[Excerpts from a figure dataset]

++++++++++

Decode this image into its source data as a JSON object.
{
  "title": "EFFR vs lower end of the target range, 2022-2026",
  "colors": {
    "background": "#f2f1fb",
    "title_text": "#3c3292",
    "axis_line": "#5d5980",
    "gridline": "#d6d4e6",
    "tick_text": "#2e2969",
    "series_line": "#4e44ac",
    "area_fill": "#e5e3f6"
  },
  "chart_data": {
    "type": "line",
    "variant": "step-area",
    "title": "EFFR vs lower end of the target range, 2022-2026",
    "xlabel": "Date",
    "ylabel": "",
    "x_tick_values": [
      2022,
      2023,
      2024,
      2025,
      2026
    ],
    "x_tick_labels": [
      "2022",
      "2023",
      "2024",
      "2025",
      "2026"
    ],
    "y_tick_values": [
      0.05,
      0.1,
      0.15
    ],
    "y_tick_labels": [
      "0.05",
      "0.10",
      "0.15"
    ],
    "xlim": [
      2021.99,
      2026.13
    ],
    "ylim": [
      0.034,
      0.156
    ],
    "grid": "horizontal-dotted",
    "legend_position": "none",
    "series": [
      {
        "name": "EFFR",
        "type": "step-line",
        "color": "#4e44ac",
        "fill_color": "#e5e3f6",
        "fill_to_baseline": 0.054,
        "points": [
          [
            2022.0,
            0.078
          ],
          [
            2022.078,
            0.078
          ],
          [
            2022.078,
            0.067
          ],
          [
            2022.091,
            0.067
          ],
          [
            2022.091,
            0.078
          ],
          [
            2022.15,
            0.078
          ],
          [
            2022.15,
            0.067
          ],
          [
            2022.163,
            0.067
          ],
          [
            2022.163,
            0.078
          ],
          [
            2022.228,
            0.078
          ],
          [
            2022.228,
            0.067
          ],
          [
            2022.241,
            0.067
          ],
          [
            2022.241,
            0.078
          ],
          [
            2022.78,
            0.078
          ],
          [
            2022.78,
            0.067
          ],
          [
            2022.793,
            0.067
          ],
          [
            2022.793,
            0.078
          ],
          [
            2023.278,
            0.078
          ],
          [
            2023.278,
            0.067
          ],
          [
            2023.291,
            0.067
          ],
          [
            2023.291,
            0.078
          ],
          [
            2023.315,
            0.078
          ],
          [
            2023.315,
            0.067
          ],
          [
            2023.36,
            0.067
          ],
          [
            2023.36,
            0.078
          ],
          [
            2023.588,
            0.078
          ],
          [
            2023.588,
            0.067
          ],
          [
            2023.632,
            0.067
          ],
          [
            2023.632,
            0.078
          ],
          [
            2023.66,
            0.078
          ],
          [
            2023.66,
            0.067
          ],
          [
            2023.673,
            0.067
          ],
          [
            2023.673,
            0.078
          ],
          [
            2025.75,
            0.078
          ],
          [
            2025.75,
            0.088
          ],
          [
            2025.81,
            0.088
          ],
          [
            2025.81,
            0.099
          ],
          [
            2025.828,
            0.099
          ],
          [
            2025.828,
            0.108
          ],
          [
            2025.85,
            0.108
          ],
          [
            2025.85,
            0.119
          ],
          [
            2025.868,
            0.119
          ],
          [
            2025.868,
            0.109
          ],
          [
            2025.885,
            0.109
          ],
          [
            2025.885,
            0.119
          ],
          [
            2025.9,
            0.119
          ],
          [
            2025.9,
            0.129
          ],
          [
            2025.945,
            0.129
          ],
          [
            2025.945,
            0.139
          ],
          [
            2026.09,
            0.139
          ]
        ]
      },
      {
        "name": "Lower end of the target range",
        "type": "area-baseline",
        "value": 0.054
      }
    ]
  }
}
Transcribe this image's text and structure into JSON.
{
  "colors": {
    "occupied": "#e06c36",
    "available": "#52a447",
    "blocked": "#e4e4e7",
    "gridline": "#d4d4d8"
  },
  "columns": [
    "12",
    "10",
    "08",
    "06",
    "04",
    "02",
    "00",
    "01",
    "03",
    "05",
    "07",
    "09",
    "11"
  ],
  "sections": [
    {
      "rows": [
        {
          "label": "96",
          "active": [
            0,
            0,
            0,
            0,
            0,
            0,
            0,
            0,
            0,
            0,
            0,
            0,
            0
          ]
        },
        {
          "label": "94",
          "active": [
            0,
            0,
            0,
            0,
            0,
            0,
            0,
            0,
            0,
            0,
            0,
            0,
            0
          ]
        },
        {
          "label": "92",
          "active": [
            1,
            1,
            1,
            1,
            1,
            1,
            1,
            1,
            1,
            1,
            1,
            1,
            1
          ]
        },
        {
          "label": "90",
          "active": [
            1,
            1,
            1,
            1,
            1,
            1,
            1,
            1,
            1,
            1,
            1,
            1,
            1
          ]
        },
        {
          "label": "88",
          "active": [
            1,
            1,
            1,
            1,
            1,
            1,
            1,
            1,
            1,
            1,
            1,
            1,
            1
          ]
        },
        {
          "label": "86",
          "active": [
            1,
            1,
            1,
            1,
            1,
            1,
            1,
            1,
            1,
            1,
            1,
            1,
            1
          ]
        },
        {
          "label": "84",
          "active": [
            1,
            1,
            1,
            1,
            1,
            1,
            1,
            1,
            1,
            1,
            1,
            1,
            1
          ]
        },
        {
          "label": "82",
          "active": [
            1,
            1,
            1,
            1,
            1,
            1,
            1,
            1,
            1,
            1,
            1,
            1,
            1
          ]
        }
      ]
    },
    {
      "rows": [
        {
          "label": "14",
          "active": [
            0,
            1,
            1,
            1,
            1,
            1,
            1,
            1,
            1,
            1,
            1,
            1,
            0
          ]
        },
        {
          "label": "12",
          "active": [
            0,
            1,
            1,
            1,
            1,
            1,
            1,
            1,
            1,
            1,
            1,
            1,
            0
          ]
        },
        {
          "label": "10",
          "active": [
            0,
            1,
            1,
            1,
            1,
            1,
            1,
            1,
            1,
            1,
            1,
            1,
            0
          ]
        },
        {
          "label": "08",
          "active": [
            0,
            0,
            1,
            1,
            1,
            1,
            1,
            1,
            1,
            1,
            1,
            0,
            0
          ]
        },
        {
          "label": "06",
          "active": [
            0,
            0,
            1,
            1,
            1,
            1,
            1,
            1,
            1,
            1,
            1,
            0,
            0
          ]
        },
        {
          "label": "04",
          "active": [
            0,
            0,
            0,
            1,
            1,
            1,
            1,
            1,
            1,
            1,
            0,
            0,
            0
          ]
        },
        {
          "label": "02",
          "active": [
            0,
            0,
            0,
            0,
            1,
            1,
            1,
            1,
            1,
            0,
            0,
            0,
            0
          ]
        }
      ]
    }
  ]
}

++++++++++

- **Exercise directions**:
Where a line in the material contains "JSON", copy that line.

- **Solution**:
Decode this image into its source data as a JSON object.
Transcribe this image's text and structure into JSON.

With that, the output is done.